### Data entries
────────────────
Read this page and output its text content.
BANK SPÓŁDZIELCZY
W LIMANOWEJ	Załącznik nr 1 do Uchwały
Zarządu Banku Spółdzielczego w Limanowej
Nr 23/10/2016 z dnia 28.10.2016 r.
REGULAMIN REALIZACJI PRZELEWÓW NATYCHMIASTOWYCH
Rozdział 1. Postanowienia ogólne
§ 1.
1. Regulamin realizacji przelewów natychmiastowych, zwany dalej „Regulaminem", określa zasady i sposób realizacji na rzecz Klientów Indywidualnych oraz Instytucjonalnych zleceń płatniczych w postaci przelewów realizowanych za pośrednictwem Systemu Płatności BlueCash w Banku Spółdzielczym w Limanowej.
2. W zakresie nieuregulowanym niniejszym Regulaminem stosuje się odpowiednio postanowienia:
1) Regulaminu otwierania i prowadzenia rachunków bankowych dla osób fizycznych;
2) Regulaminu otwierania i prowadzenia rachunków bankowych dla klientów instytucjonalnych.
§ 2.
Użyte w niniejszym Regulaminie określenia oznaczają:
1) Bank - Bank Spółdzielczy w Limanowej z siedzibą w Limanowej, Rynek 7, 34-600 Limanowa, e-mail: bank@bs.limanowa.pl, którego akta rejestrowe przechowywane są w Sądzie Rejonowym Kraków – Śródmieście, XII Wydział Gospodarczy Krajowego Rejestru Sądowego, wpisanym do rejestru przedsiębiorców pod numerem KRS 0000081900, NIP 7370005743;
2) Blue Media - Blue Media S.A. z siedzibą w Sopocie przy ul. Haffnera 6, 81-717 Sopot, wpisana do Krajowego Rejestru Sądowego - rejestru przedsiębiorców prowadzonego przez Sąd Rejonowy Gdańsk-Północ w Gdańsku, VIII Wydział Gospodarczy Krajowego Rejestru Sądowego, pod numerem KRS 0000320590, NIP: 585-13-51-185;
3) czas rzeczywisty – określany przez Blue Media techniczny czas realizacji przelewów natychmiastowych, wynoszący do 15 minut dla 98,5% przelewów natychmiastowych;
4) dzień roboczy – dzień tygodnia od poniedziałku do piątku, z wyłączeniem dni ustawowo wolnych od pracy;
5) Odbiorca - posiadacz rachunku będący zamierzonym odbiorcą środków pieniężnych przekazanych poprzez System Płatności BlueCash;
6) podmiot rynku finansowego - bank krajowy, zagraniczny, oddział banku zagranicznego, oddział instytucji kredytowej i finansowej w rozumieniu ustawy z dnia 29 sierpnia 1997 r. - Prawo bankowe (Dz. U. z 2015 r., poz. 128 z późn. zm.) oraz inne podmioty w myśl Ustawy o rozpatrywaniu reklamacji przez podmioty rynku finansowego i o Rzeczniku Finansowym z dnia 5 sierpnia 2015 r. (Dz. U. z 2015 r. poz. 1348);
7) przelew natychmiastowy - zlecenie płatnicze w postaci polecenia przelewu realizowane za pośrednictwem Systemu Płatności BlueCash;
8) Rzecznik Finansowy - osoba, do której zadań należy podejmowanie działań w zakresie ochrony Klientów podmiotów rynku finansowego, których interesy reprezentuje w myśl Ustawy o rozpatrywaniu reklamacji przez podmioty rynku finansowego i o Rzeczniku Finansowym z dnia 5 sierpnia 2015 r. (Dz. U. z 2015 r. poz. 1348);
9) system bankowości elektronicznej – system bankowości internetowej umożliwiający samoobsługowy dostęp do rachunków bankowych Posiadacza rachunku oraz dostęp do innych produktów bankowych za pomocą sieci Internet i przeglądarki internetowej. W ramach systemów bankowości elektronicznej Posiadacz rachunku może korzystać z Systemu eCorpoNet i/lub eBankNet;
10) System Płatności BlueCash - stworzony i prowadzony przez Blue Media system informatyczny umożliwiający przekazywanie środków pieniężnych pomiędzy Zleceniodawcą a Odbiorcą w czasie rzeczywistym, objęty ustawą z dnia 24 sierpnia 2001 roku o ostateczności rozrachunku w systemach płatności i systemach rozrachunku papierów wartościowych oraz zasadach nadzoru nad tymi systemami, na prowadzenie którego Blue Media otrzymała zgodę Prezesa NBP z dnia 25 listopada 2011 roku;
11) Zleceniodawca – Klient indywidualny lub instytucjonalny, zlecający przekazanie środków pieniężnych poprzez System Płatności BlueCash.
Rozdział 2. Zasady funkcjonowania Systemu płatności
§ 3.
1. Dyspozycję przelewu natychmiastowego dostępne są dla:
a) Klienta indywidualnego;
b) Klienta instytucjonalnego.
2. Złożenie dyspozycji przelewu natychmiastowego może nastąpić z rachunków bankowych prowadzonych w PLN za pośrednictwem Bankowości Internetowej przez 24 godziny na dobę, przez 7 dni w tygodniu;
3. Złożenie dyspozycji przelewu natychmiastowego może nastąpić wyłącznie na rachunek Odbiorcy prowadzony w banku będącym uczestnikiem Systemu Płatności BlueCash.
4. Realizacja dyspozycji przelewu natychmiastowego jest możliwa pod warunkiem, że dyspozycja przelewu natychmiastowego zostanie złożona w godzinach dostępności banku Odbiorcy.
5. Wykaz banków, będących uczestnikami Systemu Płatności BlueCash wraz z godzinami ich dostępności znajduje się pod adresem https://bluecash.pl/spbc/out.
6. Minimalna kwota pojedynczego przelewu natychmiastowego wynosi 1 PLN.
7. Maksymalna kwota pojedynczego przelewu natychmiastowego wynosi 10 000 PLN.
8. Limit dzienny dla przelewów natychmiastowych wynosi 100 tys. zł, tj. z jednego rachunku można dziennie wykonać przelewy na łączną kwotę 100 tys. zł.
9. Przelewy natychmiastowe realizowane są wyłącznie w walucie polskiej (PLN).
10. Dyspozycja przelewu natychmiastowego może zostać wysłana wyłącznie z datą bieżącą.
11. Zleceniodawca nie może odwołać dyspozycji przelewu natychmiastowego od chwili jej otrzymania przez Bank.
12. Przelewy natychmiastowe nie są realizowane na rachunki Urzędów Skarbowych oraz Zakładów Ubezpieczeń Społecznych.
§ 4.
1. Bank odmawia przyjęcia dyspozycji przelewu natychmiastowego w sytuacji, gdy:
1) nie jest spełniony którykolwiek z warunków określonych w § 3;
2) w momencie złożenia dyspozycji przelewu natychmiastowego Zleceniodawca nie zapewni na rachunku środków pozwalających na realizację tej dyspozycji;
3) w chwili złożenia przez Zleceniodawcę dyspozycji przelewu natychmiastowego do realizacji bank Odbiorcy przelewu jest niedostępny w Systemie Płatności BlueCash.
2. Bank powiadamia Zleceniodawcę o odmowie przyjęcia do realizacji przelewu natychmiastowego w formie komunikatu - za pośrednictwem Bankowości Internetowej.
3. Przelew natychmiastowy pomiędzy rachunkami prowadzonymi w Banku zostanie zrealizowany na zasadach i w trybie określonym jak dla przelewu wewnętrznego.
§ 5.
────────────────
### Exercise aim
Output the full listing without altering anything.

### Written answer
Read this page and output its text content.
BANK SPÓŁDZIELCZY
W LIMANOWEJ	Załącznik nr 1 do Uchwały
Zarządu Banku Spółdzielczego w Limanowej
Nr 23/10/2016 z dnia 28.10.2016 r.
REGULAMIN REALIZACJI PRZELEWÓW NATYCHMIASTOWYCH
Rozdział 1. Postanowienia ogólne
§ 1.
1. Regulamin realizacji przelewów natychmiastowych, zwany dalej „Regulaminem", określa zasady i sposób realizacji na rzecz Klientów Indywidualnych oraz Instytucjonalnych zleceń płatniczych w postaci przelewów realizowanych za pośrednictwem Systemu Płatności BlueCash w Banku Spółdzielczym w Limanowej.
2. W zakresie nieuregulowanym niniejszym Regulaminem stosuje się odpowiednio postanowienia:
1) Regulaminu otwierania i prowadzenia rachunków bankowych dla osób fizycznych;
2) Regulaminu otwierania i prowadzenia rachunków bankowych dla klientów instytucjonalnych.
§ 2.
Użyte w niniejszym Regulaminie określenia oznaczają:
1) Bank - Bank Spółdzielczy w Limanowej z siedzibą w Limanowej, Rynek 7, 34-600 Limanowa, e-mail: bank@bs.limanowa.pl, którego akta rejestrowe przechowywane są w Sądzie Rejonowym Kraków – Śródmieście, XII Wydział Gospodarczy Krajowego Rejestru Sądowego, wpisanym do rejestru przedsiębiorców pod numerem KRS 0000081900, NIP 7370005743;
2) Blue Media - Blue Media S.A. z siedzibą w Sopocie przy ul. Haffnera 6, 81-717 Sopot, wpisana do Krajowego Rejestru Sądowego - rejestru przedsiębiorców prowadzonego przez Sąd Rejonowy Gdańsk-Północ w Gdańsku, VIII Wydział Gospodarczy Krajowego Rejestru Sądowego, pod numerem KRS 0000320590, NIP: 585-13-51-185;
3) czas rzeczywisty – określany przez Blue Media techniczny czas realizacji przelewów natychmiastowych, wynoszący do 15 minut dla 98,5% przelewów natychmiastowych;
4) dzień roboczy – dzień tygodnia od poniedziałku do piątku, z wyłączeniem dni ustawowo wolnych od pracy;
5) Odbiorca - posiadacz rachunku będący zamierzonym odbiorcą środków pieniężnych przekazanych poprzez System Płatności BlueCash;
6) podmiot rynku finansowego - bank krajowy, zagraniczny, oddział banku zagranicznego, oddział instytucji kredytowej i finansowej w rozumieniu ustawy z dnia 29 sierpnia 1997 r. - Prawo bankowe (Dz. U. z 2015 r., poz. 128 z późn. zm.) oraz inne podmioty w myśl Ustawy o rozpatrywaniu reklamacji przez podmioty rynku finansowego i o Rzeczniku Finansowym z dnia 5 sierpnia 2015 r. (Dz. U. z 2015 r. poz. 1348);
7) przelew natychmiastowy - zlecenie płatnicze w postaci polecenia przelewu realizowane za pośrednictwem Systemu Płatności BlueCash;
8) Rzecznik Finansowy - osoba, do której zadań należy podejmowanie działań w zakresie ochrony Klientów podmiotów rynku finansowego, których interesy reprezentuje w myśl Ustawy o rozpatrywaniu reklamacji przez podmioty rynku finansowego i o Rzeczniku Finansowym z dnia 5 sierpnia 2015 r. (Dz. U. z 2015 r. poz. 1348);
9) system bankowości elektronicznej – system bankowości internetowej umożliwiający samoobsługowy dostęp do rachunków bankowych Posiadacza rachunku oraz dostęp do innych produktów bankowych za pomocą sieci Internet i przeglądarki internetowej. W ramach systemów bankowości elektronicznej Posiadacz rachunku może korzystać z Systemu eCorpoNet i/lub eBankNet;
10) System Płatności BlueCash - stworzony i prowadzony przez Blue Media system informatyczny umożliwiający przekazywanie środków pieniężnych pomiędzy Zleceniodawcą a Odbiorcą w czasie rzeczywistym, objęty ustawą z dnia 24 sierpnia 2001 roku o ostateczności rozrachunku w systemach płatności i systemach rozrachunku papierów wartościowych oraz zasadach nadzoru nad tymi systemami, na prowadzenie którego Blue Media otrzymała zgodę Prezesa NBP z dnia 25 listopada 2011 roku;
11) Zleceniodawca – Klient indywidualny lub instytucjonalny, zlecający przekazanie środków pieniężnych poprzez System Płatności BlueCash.
Rozdział 2. Zasady funkcjonowania Systemu płatności
§ 3.
1. Dyspozycję przelewu natychmiastowego dostępne są dla:
a) Klienta indywidualnego;
b) Klienta instytucjonalnego.
2. Złożenie dyspozycji przelewu natychmiastowego może nastąpić z rachunków bankowych prowadzonych w PLN za pośrednictwem Bankowości Internetowej przez 24 godziny na dobę, przez 7 dni w tygodniu;
3. Złożenie dyspozycji przelewu natychmiastowego może nastąpić wyłącznie na rachunek Odbiorcy prowadzony w banku będącym uczestnikiem Systemu Płatności BlueCash.
4. Realizacja dyspozycji przelewu natychmiastowego jest możliwa pod warunkiem, że dyspozycja przelewu natychmiastowego zostanie złożona w godzinach dostępności banku Odbiorcy.
5. Wykaz banków, będących uczestnikami Systemu Płatności BlueCash wraz z godzinami ich dostępności znajduje się pod adresem https://bluecash.pl/spbc/out.
6. Minimalna kwota pojedynczego przelewu natychmiastowego wynosi 1 PLN.
7. Maksymalna kwota pojedynczego przelewu natychmiastowego wynosi 10 000 PLN.
8. Limit dzienny dla przelewów natychmiastowych wynosi 100 tys. zł, tj. z jednego rachunku można dziennie wykonać przelewy na łączną kwotę 100 tys. zł.
9. Przelewy natychmiastowe realizowane są wyłącznie w walucie polskiej (PLN).
10. Dyspozycja przelewu natychmiastowego może zostać wysłana wyłącznie z datą bieżącą.
11. Zleceniodawca nie może odwołać dyspozycji przelewu natychmiastowego od chwili jej otrzymania przez Bank.
12. Przelewy natychmiastowe nie są realizowane na rachunki Urzędów Skarbowych oraz Zakładów Ubezpieczeń Społecznych.
§ 4.
1. Bank odmawia przyjęcia dyspozycji przelewu natychmiastowego w sytuacji, gdy:
1) nie jest spełniony którykolwiek z warunków określonych w § 3;
2) w momencie złożenia dyspozycji przelewu natychmiastowego Zleceniodawca nie zapewni na rachunku środków pozwalających na realizację tej dyspozycji;
3) w chwili złożenia przez Zleceniodawcę dyspozycji przelewu natychmiastowego do realizacji bank Odbiorcy przelewu jest niedostępny w Systemie Płatności BlueCash.
2. Bank powiadamia Zleceniodawcę o odmowie przyjęcia do realizacji przelewu natychmiastowego w formie komunikatu - za pośrednictwem Bankowości Internetowej.
3. Przelew natychmiastowy pomiędzy rachunkami prowadzonymi w Banku zostanie zrealizowany na zasadach i w trybie określonym jak dla przelewu wewnętrznego.
§ 5.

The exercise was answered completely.